▸ **Exercise requirements**
Take each line that has the word "girl" and return it.

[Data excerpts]
** BEGIN **
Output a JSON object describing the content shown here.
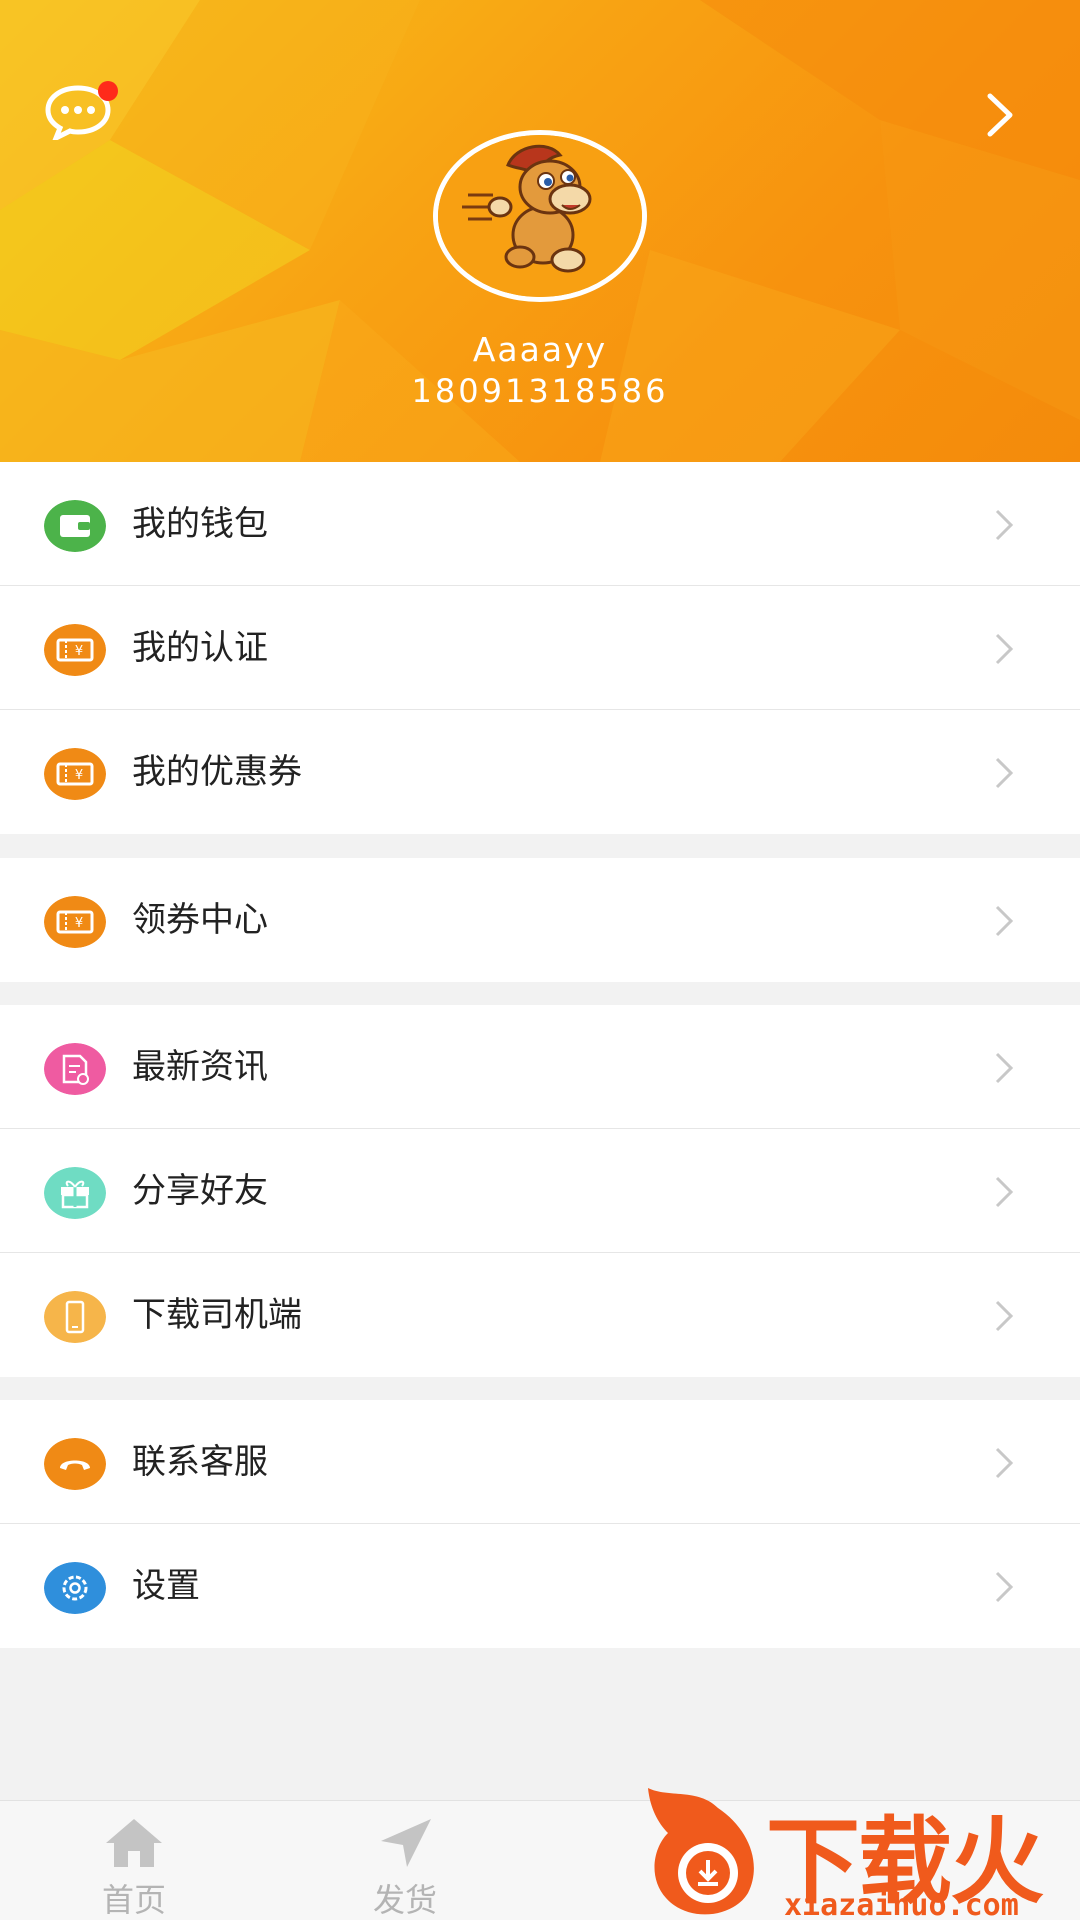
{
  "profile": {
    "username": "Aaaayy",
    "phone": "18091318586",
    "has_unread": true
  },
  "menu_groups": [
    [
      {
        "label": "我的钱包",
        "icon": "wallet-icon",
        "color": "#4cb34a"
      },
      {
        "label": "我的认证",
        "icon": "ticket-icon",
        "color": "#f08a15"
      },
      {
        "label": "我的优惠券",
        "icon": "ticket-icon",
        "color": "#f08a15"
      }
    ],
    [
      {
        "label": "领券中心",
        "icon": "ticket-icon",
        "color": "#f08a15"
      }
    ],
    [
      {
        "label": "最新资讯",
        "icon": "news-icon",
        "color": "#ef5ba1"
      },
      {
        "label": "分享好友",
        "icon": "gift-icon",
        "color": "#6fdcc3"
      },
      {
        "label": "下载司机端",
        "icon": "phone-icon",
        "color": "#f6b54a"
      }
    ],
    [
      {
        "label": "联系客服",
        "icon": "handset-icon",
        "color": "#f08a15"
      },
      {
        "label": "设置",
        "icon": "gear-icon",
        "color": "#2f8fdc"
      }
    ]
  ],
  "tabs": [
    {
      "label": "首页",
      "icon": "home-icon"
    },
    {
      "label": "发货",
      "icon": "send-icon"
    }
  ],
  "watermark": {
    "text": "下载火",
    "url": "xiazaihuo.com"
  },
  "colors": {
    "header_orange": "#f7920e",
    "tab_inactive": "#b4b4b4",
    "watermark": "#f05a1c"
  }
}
** END **
** BEGIN **
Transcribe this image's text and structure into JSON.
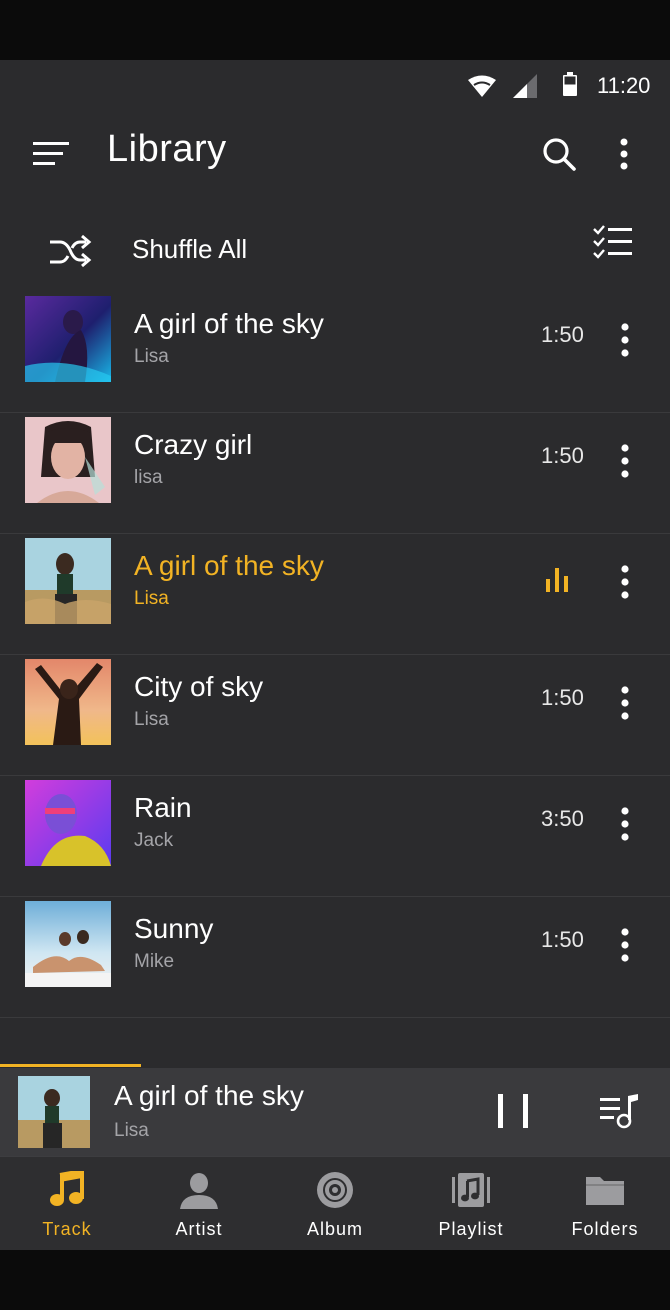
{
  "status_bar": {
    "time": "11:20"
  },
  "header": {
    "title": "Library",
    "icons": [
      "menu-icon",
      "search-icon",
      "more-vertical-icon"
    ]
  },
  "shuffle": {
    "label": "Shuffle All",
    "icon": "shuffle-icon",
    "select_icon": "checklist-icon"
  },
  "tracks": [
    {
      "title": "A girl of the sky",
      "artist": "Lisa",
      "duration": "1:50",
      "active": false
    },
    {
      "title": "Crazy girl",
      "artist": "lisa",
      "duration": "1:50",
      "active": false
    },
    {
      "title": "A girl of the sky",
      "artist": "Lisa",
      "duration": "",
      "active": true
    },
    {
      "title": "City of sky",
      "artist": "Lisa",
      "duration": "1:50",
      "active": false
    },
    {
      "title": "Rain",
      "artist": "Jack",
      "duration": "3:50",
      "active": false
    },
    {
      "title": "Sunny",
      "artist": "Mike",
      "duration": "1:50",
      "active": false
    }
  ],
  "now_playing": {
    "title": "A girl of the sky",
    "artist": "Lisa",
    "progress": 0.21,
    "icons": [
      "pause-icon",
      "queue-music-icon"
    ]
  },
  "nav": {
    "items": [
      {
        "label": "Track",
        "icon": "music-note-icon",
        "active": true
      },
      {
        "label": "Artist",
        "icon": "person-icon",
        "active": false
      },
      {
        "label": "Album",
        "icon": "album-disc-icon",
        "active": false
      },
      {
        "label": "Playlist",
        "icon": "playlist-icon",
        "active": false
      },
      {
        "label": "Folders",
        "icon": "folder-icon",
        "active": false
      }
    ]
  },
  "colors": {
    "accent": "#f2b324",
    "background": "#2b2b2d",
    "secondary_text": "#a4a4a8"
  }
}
** END **
** BEGIN **
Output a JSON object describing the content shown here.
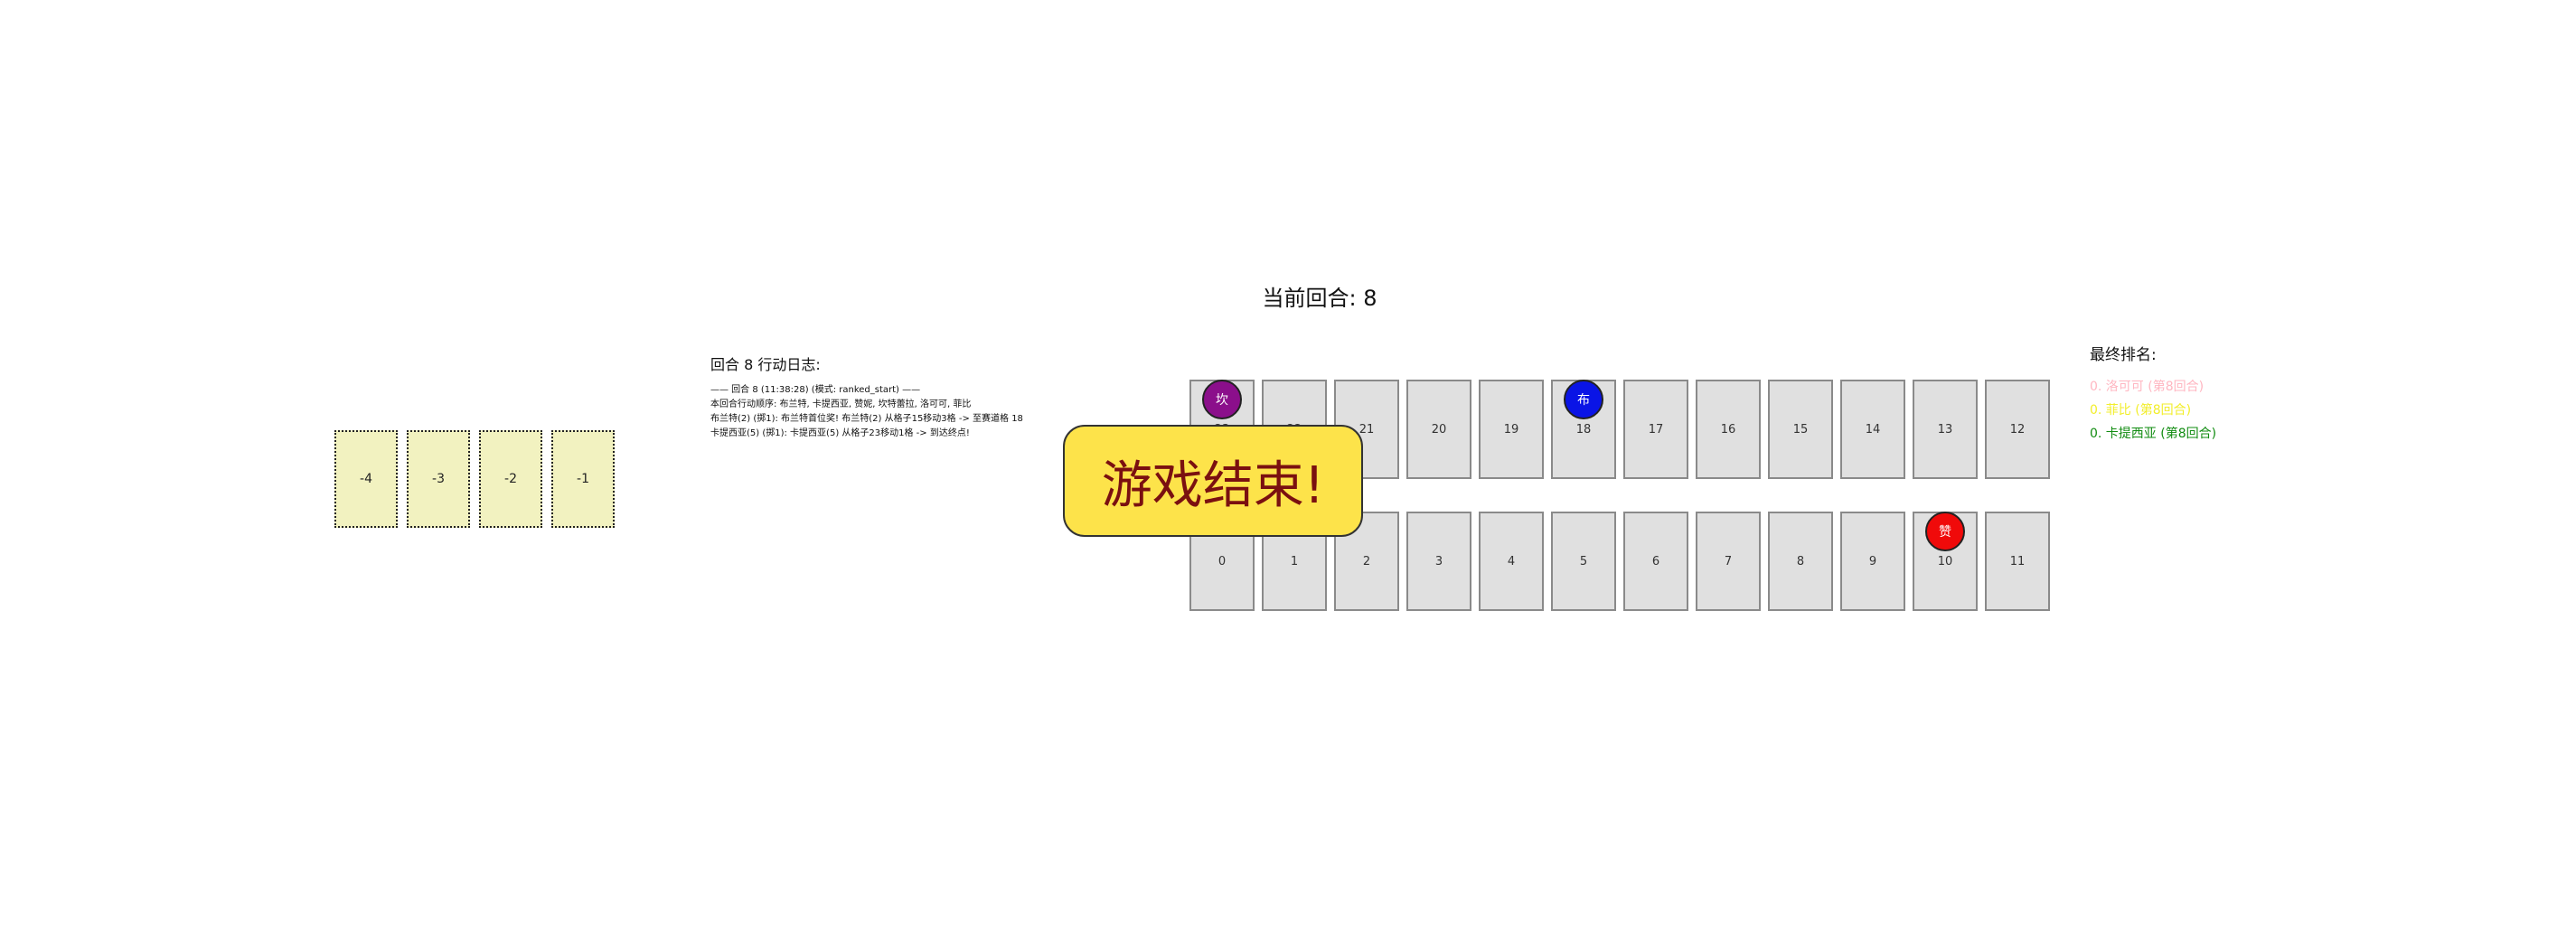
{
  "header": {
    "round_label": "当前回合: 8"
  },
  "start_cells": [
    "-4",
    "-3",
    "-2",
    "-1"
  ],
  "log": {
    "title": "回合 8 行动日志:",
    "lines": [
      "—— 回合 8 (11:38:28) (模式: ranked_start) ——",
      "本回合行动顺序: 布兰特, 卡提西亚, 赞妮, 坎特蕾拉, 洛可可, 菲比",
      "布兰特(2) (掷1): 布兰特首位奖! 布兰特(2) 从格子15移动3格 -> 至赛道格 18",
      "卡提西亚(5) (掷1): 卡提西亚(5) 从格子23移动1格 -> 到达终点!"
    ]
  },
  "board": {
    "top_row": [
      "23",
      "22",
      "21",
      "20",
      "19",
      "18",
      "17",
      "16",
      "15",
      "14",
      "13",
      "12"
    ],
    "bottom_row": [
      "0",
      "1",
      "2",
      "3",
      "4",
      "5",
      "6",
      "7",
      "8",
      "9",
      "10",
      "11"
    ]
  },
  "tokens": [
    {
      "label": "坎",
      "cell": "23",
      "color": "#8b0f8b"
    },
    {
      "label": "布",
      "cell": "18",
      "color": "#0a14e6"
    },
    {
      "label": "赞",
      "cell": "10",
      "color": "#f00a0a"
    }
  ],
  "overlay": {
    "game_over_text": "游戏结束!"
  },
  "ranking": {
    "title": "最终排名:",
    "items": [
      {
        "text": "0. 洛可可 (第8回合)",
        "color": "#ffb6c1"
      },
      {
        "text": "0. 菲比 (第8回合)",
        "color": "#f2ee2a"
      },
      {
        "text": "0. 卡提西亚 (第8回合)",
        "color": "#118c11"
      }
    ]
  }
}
** END **
▸ **Result of this task**
      "title": "A girl of the sky",
      "title": "Crazy girl",
      "title": "A girl of the sky",
    "title": "A girl of the sky",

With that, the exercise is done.